WHAT TO PRODUCE
The listing below is to be output in its exact form.

DATA EXCERPTS
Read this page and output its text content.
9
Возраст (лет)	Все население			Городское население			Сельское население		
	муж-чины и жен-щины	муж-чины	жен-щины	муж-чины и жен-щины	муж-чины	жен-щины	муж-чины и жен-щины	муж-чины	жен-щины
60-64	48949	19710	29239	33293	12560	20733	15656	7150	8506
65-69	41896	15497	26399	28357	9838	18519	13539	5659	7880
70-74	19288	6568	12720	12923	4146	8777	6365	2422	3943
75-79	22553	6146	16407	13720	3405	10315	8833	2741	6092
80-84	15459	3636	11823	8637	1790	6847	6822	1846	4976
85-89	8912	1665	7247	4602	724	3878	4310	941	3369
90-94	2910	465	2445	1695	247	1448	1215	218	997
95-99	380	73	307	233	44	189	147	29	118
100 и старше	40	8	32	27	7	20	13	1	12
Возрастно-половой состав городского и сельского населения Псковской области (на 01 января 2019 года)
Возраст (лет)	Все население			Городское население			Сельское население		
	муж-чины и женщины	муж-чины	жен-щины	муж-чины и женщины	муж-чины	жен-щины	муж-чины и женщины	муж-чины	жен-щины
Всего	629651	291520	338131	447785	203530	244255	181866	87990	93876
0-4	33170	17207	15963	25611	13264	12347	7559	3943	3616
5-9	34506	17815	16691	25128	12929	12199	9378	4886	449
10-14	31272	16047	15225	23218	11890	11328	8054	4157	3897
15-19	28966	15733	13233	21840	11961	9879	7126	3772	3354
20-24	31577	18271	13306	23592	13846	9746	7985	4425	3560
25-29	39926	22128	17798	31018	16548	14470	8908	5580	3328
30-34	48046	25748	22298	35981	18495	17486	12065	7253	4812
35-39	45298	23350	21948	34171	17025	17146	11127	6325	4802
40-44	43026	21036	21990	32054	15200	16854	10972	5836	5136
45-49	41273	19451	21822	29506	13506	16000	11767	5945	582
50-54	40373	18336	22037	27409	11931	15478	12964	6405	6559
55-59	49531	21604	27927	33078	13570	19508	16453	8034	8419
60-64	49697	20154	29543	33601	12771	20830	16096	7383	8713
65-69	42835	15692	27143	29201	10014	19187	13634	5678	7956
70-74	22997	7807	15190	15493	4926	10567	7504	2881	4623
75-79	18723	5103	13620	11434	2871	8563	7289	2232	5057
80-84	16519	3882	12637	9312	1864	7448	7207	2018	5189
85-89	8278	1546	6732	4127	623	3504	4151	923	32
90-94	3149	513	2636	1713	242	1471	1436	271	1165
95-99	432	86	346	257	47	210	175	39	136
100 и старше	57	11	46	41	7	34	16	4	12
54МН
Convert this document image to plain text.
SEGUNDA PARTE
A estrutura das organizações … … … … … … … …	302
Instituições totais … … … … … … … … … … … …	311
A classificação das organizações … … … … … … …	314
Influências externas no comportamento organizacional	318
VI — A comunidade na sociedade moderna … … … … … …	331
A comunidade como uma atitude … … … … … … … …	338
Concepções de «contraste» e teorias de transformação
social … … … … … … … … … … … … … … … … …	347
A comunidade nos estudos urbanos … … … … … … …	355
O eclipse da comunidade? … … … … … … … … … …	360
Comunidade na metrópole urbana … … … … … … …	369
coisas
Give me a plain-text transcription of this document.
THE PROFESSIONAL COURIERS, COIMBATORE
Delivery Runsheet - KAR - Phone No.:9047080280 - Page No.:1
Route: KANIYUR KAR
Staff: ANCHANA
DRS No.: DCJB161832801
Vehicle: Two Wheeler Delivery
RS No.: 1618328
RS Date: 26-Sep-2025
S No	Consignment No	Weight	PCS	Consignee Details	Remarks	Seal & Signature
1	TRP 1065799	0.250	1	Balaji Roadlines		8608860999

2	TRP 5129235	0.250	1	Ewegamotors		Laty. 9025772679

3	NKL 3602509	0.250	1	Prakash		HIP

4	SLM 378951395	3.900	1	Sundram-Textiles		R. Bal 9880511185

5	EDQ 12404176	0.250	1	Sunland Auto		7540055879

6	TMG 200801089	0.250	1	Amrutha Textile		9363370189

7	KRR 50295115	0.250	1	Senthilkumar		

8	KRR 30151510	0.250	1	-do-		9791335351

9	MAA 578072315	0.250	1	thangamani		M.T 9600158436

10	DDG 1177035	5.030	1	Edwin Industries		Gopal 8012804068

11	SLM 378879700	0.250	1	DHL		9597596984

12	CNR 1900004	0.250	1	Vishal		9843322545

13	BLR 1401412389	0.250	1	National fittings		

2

EXERCISE SOLUTION
Read this page and output its text content.
9
Возраст (лет)	Все население			Городское население			Сельское население		
	муж-чины и жен-щины	муж-чины	жен-щины	муж-чины и жен-щины	муж-чины	жен-щины	муж-чины и жен-щины	муж-чины	жен-щины
60-64	48949	19710	29239	33293	12560	20733	15656	7150	8506
65-69	41896	15497	26399	28357	9838	18519	13539	5659	7880
70-74	19288	6568	12720	12923	4146	8777	6365	2422	3943
75-79	22553	6146	16407	13720	3405	10315	8833	2741	6092
80-84	15459	3636	11823	8637	1790	6847	6822	1846	4976
85-89	8912	1665	7247	4602	724	3878	4310	941	3369
90-94	2910	465	2445	1695	247	1448	1215	218	997
95-99	380	73	307	233	44	189	147	29	118
100 и старше	40	8	32	27	7	20	13	1	12
Возрастно-половой состав городского и сельского населения Псковской области (на 01 января 2019 года)
Возраст (лет)	Все население			Городское население			Сельское население		
	муж-чины и женщины	муж-чины	жен-щины	муж-чины и женщины	муж-чины	жен-щины	муж-чины и женщины	муж-чины	жен-щины
Всего	629651	291520	338131	447785	203530	244255	181866	87990	93876
0-4	33170	17207	15963	25611	13264	12347	7559	3943	3616
5-9	34506	17815	16691	25128	12929	12199	9378	4886	449
10-14	31272	16047	15225	23218	11890	11328	8054	4157	3897
15-19	28966	15733	13233	21840	11961	9879	7126	3772	3354
20-24	31577	18271	13306	23592	13846	9746	7985	4425	3560
25-29	39926	22128	17798	31018	16548	14470	8908	5580	3328
30-34	48046	25748	22298	35981	18495	17486	12065	7253	4812
35-39	45298	23350	21948	34171	17025	17146	11127	6325	4802
40-44	43026	21036	21990	32054	15200	16854	10972	5836	5136
45-49	41273	19451	21822	29506	13506	16000	11767	5945	582
50-54	40373	18336	22037	27409	11931	15478	12964	6405	6559
55-59	49531	21604	27927	33078	13570	19508	16453	8034	8419
60-64	49697	20154	29543	33601	12771	20830	16096	7383	8713
65-69	42835	15692	27143	29201	10014	19187	13634	5678	7956
70-74	22997	7807	15190	15493	4926	10567	7504	2881	4623
75-79	18723	5103	13620	11434	2871	8563	7289	2232	5057
80-84	16519	3882	12637	9312	1864	7448	7207	2018	5189
85-89	8278	1546	6732	4127	623	3504	4151	923	32
90-94	3149	513	2636	1713	242	1471	1436	271	1165
95-99	432	86	346	257	47	210	175	39	136
100 и старше	57	11	46	41	7	34	16	4	12
54МН
Convert this document image to plain text.
SEGUNDA PARTE
A estrutura das organizações … … … … … … … …	302
Instituições totais … … … … … … … … … … … …	311
A classificação das organizações … … … … … … …	314
Influências externas no comportamento organizacional	318
VI — A comunidade na sociedade moderna … … … … … …	331
A comunidade como uma atitude … … … … … … … …	338
Concepções de «contraste» e teorias de transformação
social … … … … … … … … … … … … … … … … …	347
A comunidade nos estudos urbanos … … … … … … …	355
O eclipse da comunidade? … … … … … … … … … …	360
Comunidade na metrópole urbana … … … … … … …	369
coisas
Give me a plain-text transcription of this document.
THE PROFESSIONAL COURIERS, COIMBATORE
Delivery Runsheet - KAR - Phone No.:9047080280 - Page No.:1
Route: KANIYUR KAR
Staff: ANCHANA
DRS No.: DCJB161832801
Vehicle: Two Wheeler Delivery
RS No.: 1618328
RS Date: 26-Sep-2025
S No	Consignment No	Weight	PCS	Consignee Details	Remarks	Seal & Signature
1	TRP 1065799	0.250	1	Balaji Roadlines		8608860999

2	TRP 5129235	0.250	1	Ewegamotors		Laty. 9025772679

3	NKL 3602509	0.250	1	Prakash		HIP

4	SLM 378951395	3.900	1	Sundram-Textiles		R. Bal 9880511185

5	EDQ 12404176	0.250	1	Sunland Auto		7540055879

6	TMG 200801089	0.250	1	Amrutha Textile		9363370189

7	KRR 50295115	0.250	1	Senthilkumar		

8	KRR 30151510	0.250	1	-do-		9791335351

9	MAA 578072315	0.250	1	thangamani		M.T 9600158436

10	DDG 1177035	5.030	1	Edwin Industries		Gopal 8012804068

11	SLM 378879700	0.250	1	DHL		9597596984

12	CNR 1900004	0.250	1	Vishal		9843322545

13	BLR 1401412389	0.250	1	National fittings		

2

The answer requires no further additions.